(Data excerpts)
"""

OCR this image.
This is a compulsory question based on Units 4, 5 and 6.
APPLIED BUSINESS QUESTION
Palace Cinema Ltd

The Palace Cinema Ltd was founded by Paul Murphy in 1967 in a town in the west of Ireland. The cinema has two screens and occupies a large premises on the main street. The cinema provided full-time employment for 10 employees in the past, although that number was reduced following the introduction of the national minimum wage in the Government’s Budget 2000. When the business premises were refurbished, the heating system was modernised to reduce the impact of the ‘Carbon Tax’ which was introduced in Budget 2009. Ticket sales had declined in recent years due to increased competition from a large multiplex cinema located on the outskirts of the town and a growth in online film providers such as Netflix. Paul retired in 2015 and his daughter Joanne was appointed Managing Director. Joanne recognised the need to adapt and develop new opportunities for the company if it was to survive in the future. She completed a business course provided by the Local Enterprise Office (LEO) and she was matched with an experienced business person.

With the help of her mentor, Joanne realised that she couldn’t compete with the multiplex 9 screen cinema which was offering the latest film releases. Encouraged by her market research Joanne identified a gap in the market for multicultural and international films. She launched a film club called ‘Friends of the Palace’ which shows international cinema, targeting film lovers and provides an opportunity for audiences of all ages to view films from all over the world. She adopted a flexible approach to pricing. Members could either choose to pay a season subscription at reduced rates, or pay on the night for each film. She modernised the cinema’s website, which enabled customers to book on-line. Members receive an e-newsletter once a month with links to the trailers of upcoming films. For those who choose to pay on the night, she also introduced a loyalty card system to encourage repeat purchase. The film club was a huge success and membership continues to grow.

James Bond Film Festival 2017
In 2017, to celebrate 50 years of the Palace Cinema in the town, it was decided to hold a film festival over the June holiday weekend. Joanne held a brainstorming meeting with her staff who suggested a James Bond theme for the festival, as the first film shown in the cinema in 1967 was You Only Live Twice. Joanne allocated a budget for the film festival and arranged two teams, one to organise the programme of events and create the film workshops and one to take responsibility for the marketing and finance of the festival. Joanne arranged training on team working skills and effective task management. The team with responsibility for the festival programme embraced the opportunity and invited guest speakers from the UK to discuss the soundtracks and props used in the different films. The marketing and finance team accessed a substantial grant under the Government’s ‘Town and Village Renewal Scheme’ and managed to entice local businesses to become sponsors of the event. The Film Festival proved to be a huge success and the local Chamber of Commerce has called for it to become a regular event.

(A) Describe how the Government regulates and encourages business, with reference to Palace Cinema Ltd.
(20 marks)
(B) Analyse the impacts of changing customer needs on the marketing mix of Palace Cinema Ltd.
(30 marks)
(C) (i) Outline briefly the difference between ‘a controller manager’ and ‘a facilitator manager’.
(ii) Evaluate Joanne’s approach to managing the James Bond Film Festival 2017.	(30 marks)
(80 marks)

"""

■ Given instruction ■
Tally the lines of the records holding the word "Festival", then give only the resulting number.

■ Complete answer ■
3